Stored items
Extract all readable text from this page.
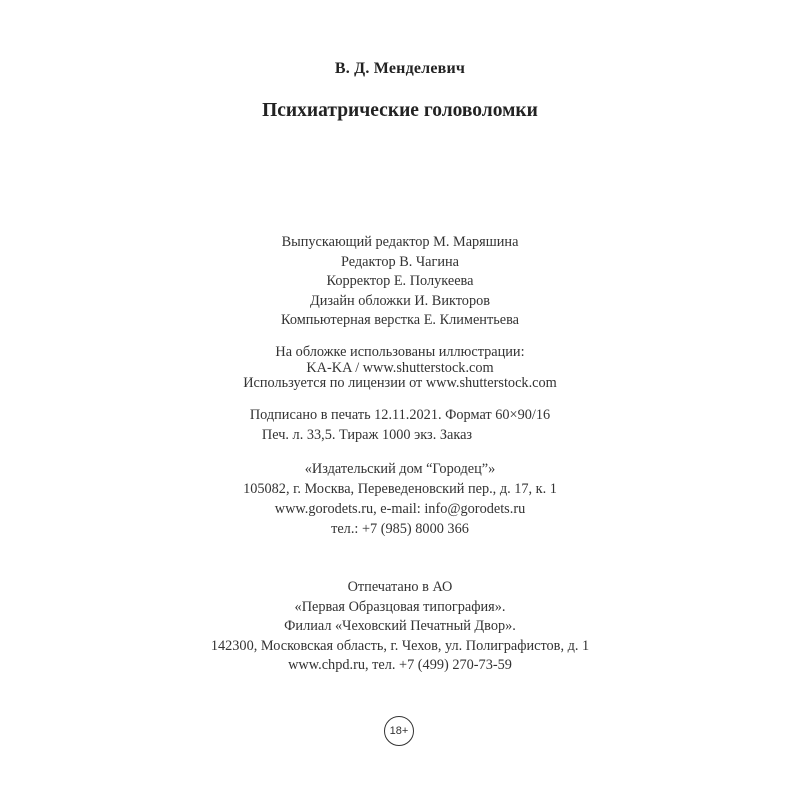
В. Д. Менделевич
Психиатрические головоломки
Выпускающий редактор М. Маряшина
Редактор В. Чагина
Корректор Е. Полукеева
Дизайн обложки И. Викторов
Компьютерная верстка Е. Климентьева
На обложке использованы иллюстрации:
KA-KA / www.shutterstock.com
Используется по лицензии от www.shutterstock.com
Подписано в печать 12.11.2021. Формат 60×90/16
Печ. л. 33,5. Тираж 1000 экз. Заказ
«Издательский дом “Городец”»
105082, г. Москва, Переведеновский пер., д. 17, к. 1
www.gorodets.ru, e-mail: info@gorodets.ru
тел.: +7 (985) 8000 366
Отпечатано в АО
«Первая Образцовая типография».
Филиал «Чеховский Печатный Двор».
142300, Московская область, г. Чехов, ул. Полиграфистов, д. 1
www.chpd.ru, тел. +7 (499) 270-73-59
18+
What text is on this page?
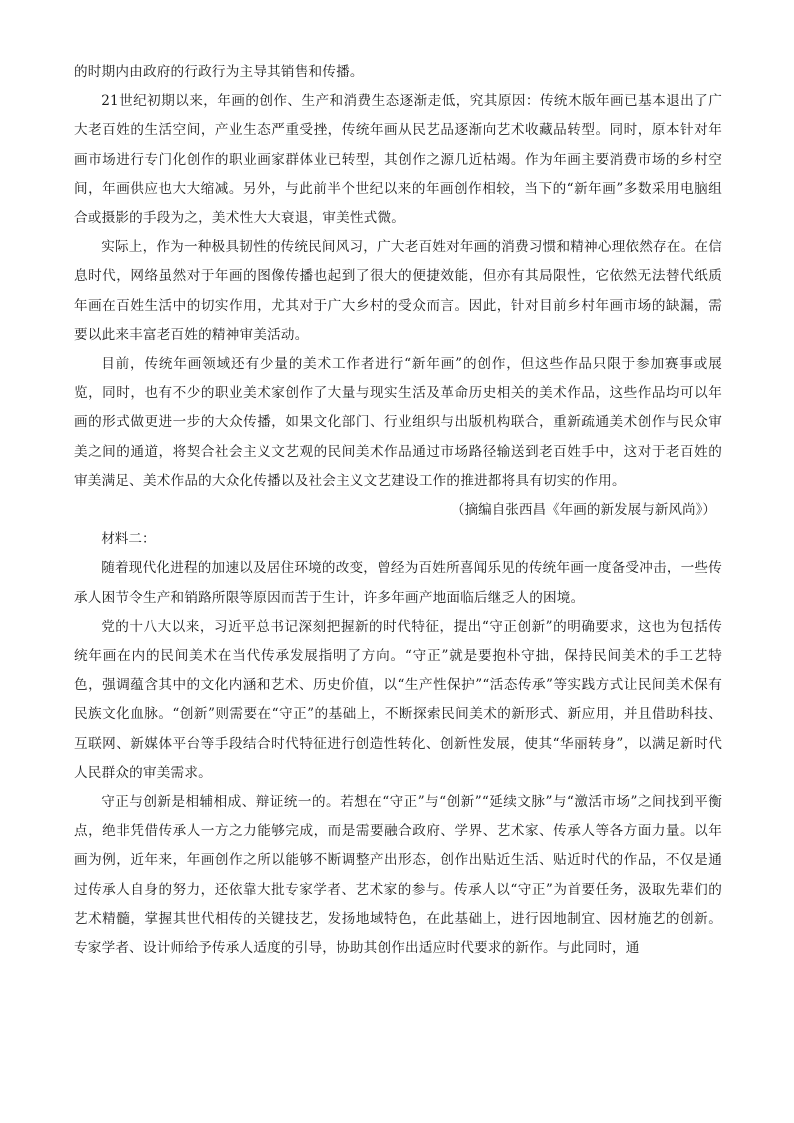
的时期内由政府的行政行为主导其销售和传播。

21世纪初期以来，年画的创作、生产和消费生态逐渐走低，究其原因：传统木版年画已基本退出了广大老百姓的生活空间，产业生态严重受挫，传统年画从民艺品逐渐向艺术收藏品转型。同时，原本针对年画市场进行专门化创作的职业画家群体业已转型，其创作之源几近枯竭。作为年画主要消费市场的乡村空间，年画供应也大大缩减。另外，与此前半个世纪以来的年画创作相较，当下的“新年画”多数采用电脑组合或摄影的手段为之，美术性大大衰退，审美性式微。

实际上，作为一种极具韧性的传统民间风习，广大老百姓对年画的消费习惯和精神心理依然存在。在信息时代，网络虽然对于年画的图像传播也起到了很大的便捷效能，但亦有其局限性，它依然无法替代纸质年画在百姓生活中的切实作用，尤其对于广大乡村的受众而言。因此，针对目前乡村年画市场的缺漏，需要以此来丰富老百姓的精神审美活动。

目前，传统年画领域还有少量的美术工作者进行“新年画”的创作，但这些作品只限于参加赛事或展览，同时，也有不少的职业美术家创作了大量与现实生活及革命历史相关的美术作品，这些作品均可以年画的形式做更进一步的大众传播，如果文化部门、行业组织与出版机构联合，重新疏通美术创作与民众审美之间的通道，将契合社会主义文艺观的民间美术作品通过市场路径输送到老百姓手中，这对于老百姓的审美满足、美术作品的大众化传播以及社会主义文艺建设工作的推进都将具有切实的作用。

（摘编自张西昌《年画的新发展与新风尚》）

材料二：

随着现代化进程的加速以及居住环境的改变，曾经为百姓所喜闻乐见的传统年画一度备受冲击，一些传承人困节令生产和销路所限等原因而苦于生计，许多年画产地面临后继乏人的困境。

党的十八大以来，习近平总书记深刻把握新的时代特征，提出“守正创新”的明确要求，这也为包括传统年画在内的民间美术在当代传承发展指明了方向。“守正”就是要抱朴守拙，保持民间美术的手工艺特色，强调蕴含其中的文化内涵和艺术、历史价值，以“生产性保护”“活态传承”等实践方式让民间美术保有民族文化血脉。“创新”则需要在“守正”的基础上，不断探索民间美术的新形式、新应用，并且借助科技、互联网、新媒体平台等手段结合时代特征进行创造性转化、创新性发展，使其“华丽转身”，以满足新时代人民群众的审美需求。

守正与创新是相辅相成、辩证统一的。若想在“守正”与“创新”“延续文脉”与“激活市场”之间找到平衡点，绝非凭借传承人一方之力能够完成，而是需要融合政府、学界、艺术家、传承人等各方面力量。以年画为例，近年来，年画创作之所以能够不断调整产出形态，创作出贴近生活、贴近时代的作品，不仅是通过传承人自身的努力，还依靠大批专家学者、艺术家的参与。传承人以“守正”为首要任务，汲取先辈们的艺术精髓，掌握其世代相传的关键技艺，发扬地域特色，在此基础上，进行因地制宜、因材施艺的创新。专家学者、设计师给予传承人适度的引导，协助其创作出适应时代要求的新作。与此同时，通
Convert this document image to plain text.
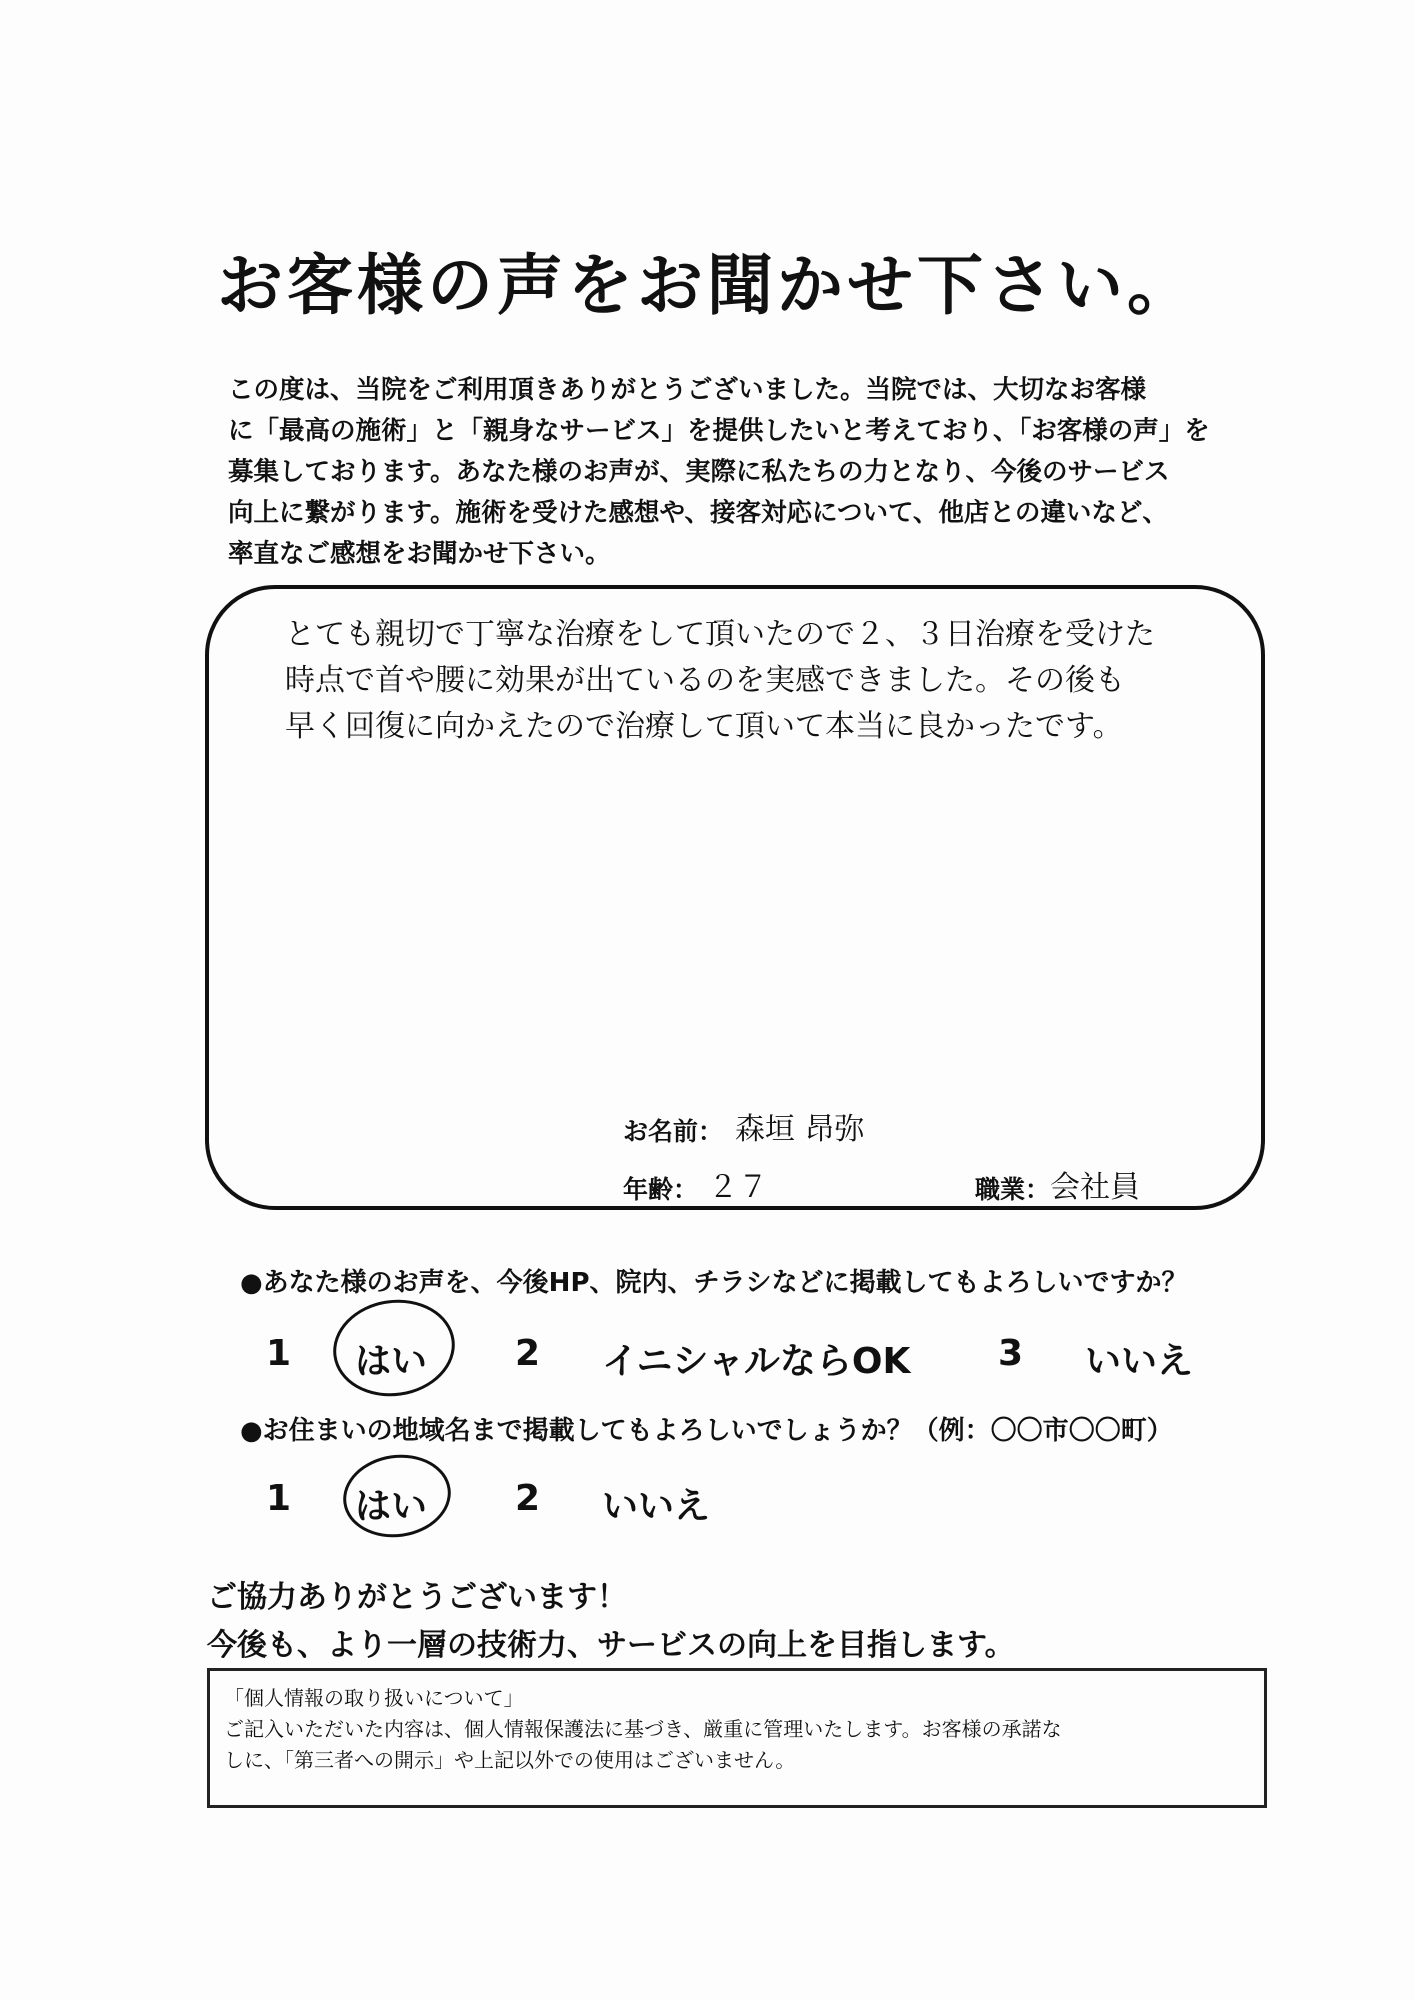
お客様の声をお聞かせ下さい。
この度は、当院をご利用頂きありがとうございました。当院では、大切なお客様
に「最高の施術」と「親身なサービス」を提供したいと考えており、「お客様の声」を
募集しております。あなた様のお声が、実際に私たちの力となり、今後のサービス
向上に繋がります。施術を受けた感想や、接客対応について、他店との違いなど、
率直なご感想をお聞かせ下さい。
とても親切で丁寧な治療をして頂いたので２、３日治療を受けた
時点で首や腰に効果が出ているのを実感できました。その後も
早く回復に向かえたので治療して頂いて本当に良かったです。
お名前： 森垣 昂弥
年齢： ２７	職業： 会社員
●あなた様のお声を、今後HP、院内、チラシなどに掲載してもよろしいですか？
1 はい 2 イニシャルならOK 3 いいえ
●お住まいの地域名まで掲載してもよろしいでしょうか？（例：〇〇市〇〇町）
1 はい 2 いいえ
ご協力ありがとうございます！
今後も、より一層の技術力、サービスの向上を目指します。
「個人情報の取り扱いについて」
ご記入いただいた内容は、個人情報保護法に基づき、厳重に管理いたします。お客様の承諾な
しに、「第三者への開示」や上記以外での使用はございません。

What the task asks: Give back each entry exactly as it appears, with no pictures.

Exercise result:
Extract all readable text from this page.
В. Д. Менделевич
Психиатрические головоломки
Выпускающий редактор М. Маряшина
Редактор В. Чагина
Корректор Е. Полукеева
Дизайн обложки И. Викторов
Компьютерная верстка Е. Климентьева
На обложке использованы иллюстрации:
KA-KA / www.shutterstock.com
Используется по лицензии от www.shutterstock.com
Подписано в печать 12.11.2021. Формат 60×90/16
Печ. л. 33,5. Тираж 1000 экз. Заказ
«Издательский дом “Городец”»
105082, г. Москва, Переведеновский пер., д. 17, к. 1
www.gorodets.ru, e-mail: info@gorodets.ru
тел.: +7 (985) 8000 366
Отпечатано в АО
«Первая Образцовая типография».
Филиал «Чеховский Печатный Двор».
142300, Московская область, г. Чехов, ул. Полиграфистов, д. 1
www.chpd.ru, тел. +7 (499) 270-73-59
18+
What text is on this page?
的时期内由政府的行政行为主导其销售和传播。

21世纪初期以来，年画的创作、生产和消费生态逐渐走低，究其原因：传统木版年画已基本退出了广大老百姓的生活空间，产业生态严重受挫，传统年画从民艺品逐渐向艺术收藏品转型。同时，原本针对年画市场进行专门化创作的职业画家群体业已转型，其创作之源几近枯竭。作为年画主要消费市场的乡村空间，年画供应也大大缩减。另外，与此前半个世纪以来的年画创作相较，当下的“新年画”多数采用电脑组合或摄影的手段为之，美术性大大衰退，审美性式微。

实际上，作为一种极具韧性的传统民间风习，广大老百姓对年画的消费习惯和精神心理依然存在。在信息时代，网络虽然对于年画的图像传播也起到了很大的便捷效能，但亦有其局限性，它依然无法替代纸质年画在百姓生活中的切实作用，尤其对于广大乡村的受众而言。因此，针对目前乡村年画市场的缺漏，需要以此来丰富老百姓的精神审美活动。

目前，传统年画领域还有少量的美术工作者进行“新年画”的创作，但这些作品只限于参加赛事或展览，同时，也有不少的职业美术家创作了大量与现实生活及革命历史相关的美术作品，这些作品均可以年画的形式做更进一步的大众传播，如果文化部门、行业组织与出版机构联合，重新疏通美术创作与民众审美之间的通道，将契合社会主义文艺观的民间美术作品通过市场路径输送到老百姓手中，这对于老百姓的审美满足、美术作品的大众化传播以及社会主义文艺建设工作的推进都将具有切实的作用。

（摘编自张西昌《年画的新发展与新风尚》）

材料二：

随着现代化进程的加速以及居住环境的改变，曾经为百姓所喜闻乐见的传统年画一度备受冲击，一些传承人困节令生产和销路所限等原因而苦于生计，许多年画产地面临后继乏人的困境。

党的十八大以来，习近平总书记深刻把握新的时代特征，提出“守正创新”的明确要求，这也为包括传统年画在内的民间美术在当代传承发展指明了方向。“守正”就是要抱朴守拙，保持民间美术的手工艺特色，强调蕴含其中的文化内涵和艺术、历史价值，以“生产性保护”“活态传承”等实践方式让民间美术保有民族文化血脉。“创新”则需要在“守正”的基础上，不断探索民间美术的新形式、新应用，并且借助科技、互联网、新媒体平台等手段结合时代特征进行创造性转化、创新性发展，使其“华丽转身”，以满足新时代人民群众的审美需求。

守正与创新是相辅相成、辩证统一的。若想在“守正”与“创新”“延续文脉”与“激活市场”之间找到平衡点，绝非凭借传承人一方之力能够完成，而是需要融合政府、学界、艺术家、传承人等各方面力量。以年画为例，近年来，年画创作之所以能够不断调整产出形态，创作出贴近生活、贴近时代的作品，不仅是通过传承人自身的努力，还依靠大批专家学者、艺术家的参与。传承人以“守正”为首要任务，汲取先辈们的艺术精髓，掌握其世代相传的关键技艺，发扬地域特色，在此基础上，进行因地制宜、因材施艺的创新。专家学者、设计师给予传承人适度的引导，协助其创作出适应时代要求的新作。与此同时，通
Convert this document image to plain text.
お客様の声をお聞かせ下さい。
この度は、当院をご利用頂きありがとうございました。当院では、大切なお客様
に「最高の施術」と「親身なサービス」を提供したいと考えており、「お客様の声」を
募集しております。あなた様のお声が、実際に私たちの力となり、今後のサービス
向上に繋がります。施術を受けた感想や、接客対応について、他店との違いなど、
率直なご感想をお聞かせ下さい。
とても親切で丁寧な治療をして頂いたので２、３日治療を受けた
時点で首や腰に効果が出ているのを実感できました。その後も
早く回復に向かえたので治療して頂いて本当に良かったです。
お名前： 森垣 昂弥
年齢： ２７	職業： 会社員
●あなた様のお声を、今後HP、院内、チラシなどに掲載してもよろしいですか？
1 はい 2 イニシャルならOK 3 いいえ
●お住まいの地域名まで掲載してもよろしいでしょうか？（例：〇〇市〇〇町）
1 はい 2 いいえ
ご協力ありがとうございます！
今後も、より一層の技術力、サービスの向上を目指します。
「個人情報の取り扱いについて」
ご記入いただいた内容は、個人情報保護法に基づき、厳重に管理いたします。お客様の承諾な
しに、「第三者への開示」や上記以外での使用はございません。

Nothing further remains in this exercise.